*Goal:*
From the listing below, extract every line containing "similar".

+++ Supplied entries +++

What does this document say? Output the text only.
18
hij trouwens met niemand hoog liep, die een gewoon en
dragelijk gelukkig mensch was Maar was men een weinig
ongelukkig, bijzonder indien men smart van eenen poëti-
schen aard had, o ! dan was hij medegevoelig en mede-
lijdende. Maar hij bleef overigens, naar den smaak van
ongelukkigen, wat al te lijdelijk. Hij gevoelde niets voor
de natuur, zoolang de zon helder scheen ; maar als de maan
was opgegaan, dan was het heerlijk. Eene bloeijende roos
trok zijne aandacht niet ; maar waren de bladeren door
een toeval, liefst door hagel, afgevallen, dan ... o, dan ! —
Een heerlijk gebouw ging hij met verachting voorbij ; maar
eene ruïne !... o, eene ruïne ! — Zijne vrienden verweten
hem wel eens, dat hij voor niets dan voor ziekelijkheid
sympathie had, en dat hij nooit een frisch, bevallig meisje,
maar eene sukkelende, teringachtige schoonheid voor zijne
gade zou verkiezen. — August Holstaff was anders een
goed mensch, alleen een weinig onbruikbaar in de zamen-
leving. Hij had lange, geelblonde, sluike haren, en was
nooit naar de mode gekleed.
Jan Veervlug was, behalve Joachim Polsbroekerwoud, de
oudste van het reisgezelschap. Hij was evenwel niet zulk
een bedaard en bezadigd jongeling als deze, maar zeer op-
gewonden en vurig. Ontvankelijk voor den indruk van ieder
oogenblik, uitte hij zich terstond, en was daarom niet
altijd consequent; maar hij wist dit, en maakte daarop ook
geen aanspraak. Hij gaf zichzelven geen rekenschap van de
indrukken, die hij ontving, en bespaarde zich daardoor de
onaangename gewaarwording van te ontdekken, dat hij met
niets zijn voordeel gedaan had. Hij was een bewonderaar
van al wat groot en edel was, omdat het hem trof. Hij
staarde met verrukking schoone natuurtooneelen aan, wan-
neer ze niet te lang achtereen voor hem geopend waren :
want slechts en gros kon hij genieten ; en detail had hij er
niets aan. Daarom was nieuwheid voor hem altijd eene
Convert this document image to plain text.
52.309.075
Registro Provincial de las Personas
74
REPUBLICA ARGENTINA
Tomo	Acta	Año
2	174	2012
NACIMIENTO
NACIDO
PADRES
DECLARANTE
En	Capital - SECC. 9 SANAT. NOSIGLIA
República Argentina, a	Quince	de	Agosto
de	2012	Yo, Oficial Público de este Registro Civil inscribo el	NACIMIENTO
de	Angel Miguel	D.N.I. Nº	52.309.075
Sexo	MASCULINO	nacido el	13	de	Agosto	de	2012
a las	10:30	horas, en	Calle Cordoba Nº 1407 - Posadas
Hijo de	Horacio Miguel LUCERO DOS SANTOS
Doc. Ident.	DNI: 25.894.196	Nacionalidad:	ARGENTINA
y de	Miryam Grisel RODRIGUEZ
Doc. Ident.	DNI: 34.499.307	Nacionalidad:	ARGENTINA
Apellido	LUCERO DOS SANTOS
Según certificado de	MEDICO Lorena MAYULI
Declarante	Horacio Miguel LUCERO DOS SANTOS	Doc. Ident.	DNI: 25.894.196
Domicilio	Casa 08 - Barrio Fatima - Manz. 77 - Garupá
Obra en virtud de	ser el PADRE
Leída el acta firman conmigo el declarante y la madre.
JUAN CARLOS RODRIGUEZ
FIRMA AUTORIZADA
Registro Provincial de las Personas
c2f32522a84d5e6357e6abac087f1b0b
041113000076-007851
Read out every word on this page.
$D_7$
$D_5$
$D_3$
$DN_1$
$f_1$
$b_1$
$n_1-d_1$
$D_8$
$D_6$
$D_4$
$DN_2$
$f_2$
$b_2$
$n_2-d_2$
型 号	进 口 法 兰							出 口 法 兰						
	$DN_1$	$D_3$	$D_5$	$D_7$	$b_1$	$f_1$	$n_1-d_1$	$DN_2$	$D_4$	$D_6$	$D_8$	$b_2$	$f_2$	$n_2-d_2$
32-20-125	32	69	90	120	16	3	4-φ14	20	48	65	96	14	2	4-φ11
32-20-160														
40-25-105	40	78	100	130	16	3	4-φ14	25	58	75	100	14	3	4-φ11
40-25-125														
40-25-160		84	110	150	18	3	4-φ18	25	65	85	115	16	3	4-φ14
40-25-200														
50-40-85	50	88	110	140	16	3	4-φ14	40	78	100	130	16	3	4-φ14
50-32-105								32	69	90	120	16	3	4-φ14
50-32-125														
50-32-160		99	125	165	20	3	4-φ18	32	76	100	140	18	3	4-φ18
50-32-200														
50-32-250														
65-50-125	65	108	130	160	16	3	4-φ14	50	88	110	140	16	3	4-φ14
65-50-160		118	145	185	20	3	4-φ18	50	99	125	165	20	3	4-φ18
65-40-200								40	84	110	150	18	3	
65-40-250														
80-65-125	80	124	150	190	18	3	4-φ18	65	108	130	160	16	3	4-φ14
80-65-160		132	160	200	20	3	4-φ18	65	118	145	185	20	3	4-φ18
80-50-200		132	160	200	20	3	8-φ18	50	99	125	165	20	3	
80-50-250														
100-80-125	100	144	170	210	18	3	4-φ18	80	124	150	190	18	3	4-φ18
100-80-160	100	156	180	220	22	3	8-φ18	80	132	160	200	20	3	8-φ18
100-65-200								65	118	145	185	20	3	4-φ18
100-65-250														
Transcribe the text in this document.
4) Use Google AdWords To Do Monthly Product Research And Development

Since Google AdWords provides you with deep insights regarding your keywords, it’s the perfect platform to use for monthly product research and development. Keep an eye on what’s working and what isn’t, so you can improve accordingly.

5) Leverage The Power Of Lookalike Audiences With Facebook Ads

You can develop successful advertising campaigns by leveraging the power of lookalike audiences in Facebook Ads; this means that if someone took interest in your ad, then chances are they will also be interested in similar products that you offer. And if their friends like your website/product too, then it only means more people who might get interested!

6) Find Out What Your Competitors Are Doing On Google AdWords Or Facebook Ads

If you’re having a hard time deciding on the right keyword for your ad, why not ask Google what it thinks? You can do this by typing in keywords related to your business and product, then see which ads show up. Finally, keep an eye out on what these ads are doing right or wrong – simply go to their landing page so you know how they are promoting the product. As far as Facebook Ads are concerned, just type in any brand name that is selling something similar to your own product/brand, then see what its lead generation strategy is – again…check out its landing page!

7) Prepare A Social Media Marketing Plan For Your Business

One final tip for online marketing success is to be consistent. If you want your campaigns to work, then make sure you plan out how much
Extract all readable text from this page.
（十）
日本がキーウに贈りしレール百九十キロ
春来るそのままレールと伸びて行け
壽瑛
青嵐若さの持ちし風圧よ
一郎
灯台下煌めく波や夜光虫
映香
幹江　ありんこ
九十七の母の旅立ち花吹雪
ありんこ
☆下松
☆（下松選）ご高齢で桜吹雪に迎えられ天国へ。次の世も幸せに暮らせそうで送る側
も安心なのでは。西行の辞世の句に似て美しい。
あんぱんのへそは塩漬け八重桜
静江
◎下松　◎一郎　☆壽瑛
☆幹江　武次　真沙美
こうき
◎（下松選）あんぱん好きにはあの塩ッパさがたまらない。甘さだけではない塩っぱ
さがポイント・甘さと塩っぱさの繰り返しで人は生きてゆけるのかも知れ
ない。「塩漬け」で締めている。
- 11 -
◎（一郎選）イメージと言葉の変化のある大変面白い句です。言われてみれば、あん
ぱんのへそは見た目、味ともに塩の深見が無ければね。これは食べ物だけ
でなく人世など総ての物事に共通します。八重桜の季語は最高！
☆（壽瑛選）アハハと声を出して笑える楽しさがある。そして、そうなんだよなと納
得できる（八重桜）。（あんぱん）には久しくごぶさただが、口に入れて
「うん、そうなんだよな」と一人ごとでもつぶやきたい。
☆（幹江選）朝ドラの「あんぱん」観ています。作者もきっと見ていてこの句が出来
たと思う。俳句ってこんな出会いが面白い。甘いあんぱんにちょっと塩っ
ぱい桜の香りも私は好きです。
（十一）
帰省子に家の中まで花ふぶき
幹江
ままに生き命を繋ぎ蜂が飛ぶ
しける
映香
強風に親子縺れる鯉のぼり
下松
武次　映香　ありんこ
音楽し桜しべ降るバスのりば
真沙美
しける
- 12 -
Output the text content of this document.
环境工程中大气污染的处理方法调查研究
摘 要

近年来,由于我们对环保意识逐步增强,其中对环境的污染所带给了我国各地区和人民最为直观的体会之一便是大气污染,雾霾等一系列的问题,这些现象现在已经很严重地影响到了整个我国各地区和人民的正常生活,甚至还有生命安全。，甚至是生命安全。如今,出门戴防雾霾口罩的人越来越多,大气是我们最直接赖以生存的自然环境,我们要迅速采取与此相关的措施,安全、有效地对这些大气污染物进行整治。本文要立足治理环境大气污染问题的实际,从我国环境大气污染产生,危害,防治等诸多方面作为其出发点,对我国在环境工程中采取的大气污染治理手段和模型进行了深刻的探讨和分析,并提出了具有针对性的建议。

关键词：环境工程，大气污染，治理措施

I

+++

*Exercise answer:*
You can develop successful advertising campaigns by leveraging the power of lookalike audiences in Facebook Ads; this means that if someone took interest in your ad, then chances are they will also be interested in similar products that you offer. And if their friends like your website/product too, then it only means more people who might get interested!
If you’re having a hard time deciding on the right keyword for your ad, why not ask Google what it thinks? You can do this by typing in keywords related to your business and product, then see which ads show up. Finally, keep an eye out on what these ads are doing right or wrong – simply go to their landing page so you know how they are promoting the product. As far as Facebook Ads are concerned, just type in any brand name that is selling something similar to your own product/brand, then see what its lead generation strategy is – again…check out its landing page!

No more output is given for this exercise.